### What is asked
Repeat the listing in full, exactly as it stands.

### Dataset records

>> BEGIN

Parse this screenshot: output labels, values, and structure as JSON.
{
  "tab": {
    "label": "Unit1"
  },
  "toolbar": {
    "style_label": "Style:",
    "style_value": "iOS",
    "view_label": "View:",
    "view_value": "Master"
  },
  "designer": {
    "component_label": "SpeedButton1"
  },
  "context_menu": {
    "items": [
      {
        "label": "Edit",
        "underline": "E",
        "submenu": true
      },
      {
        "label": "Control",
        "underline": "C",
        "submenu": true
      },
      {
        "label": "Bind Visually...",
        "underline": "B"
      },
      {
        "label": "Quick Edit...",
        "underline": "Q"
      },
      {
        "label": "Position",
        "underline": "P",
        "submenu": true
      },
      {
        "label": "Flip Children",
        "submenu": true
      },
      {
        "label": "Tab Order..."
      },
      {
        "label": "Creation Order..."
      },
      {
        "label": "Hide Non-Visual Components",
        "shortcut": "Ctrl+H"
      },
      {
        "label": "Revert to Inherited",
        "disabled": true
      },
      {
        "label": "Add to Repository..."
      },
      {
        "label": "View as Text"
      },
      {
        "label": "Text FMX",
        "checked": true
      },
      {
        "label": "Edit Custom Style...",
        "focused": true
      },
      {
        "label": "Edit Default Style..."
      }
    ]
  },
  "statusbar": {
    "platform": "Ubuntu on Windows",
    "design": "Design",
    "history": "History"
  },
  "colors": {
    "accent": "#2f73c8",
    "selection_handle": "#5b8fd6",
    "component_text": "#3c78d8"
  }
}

>> END

### Task result
Parse this screenshot: output labels, values, and structure as JSON.
{
  "tab": {
    "label": "Unit1"
  },
  "toolbar": {
    "style_label": "Style:",
    "style_value": "iOS",
    "view_label": "View:",
    "view_value": "Master"
  },
  "designer": {
    "component_label": "SpeedButton1"
  },
  "context_menu": {
    "items": [
      {
        "label": "Edit",
        "underline": "E",
        "submenu": true
      },
      {
        "label": "Control",
        "underline": "C",
        "submenu": true
      },
      {
        "label": "Bind Visually...",
        "underline": "B"
      },
      {
        "label": "Quick Edit...",
        "underline": "Q"
      },
      {
        "label": "Position",
        "underline": "P",
        "submenu": true
      },
      {
        "label": "Flip Children",
        "submenu": true
      },
      {
        "label": "Tab Order..."
      },
      {
        "label": "Creation Order..."
      },
      {
        "label": "Hide Non-Visual Components",
        "shortcut": "Ctrl+H"
      },
      {
        "label": "Revert to Inherited",
        "disabled": true
      },
      {
        "label": "Add to Repository..."
      },
      {
        "label": "View as Text"
      },
      {
        "label": "Text FMX",
        "checked": true
      },
      {
        "label": "Edit Custom Style...",
        "focused": true
      },
      {
        "label": "Edit Default Style..."
      }
    ]
  },
  "statusbar": {
    "platform": "Ubuntu on Windows",
    "design": "Design",
    "history": "History"
  },
  "colors": {
    "accent": "#2f73c8",
    "selection_handle": "#5b8fd6",
    "component_text": "#3c78d8"
  }
}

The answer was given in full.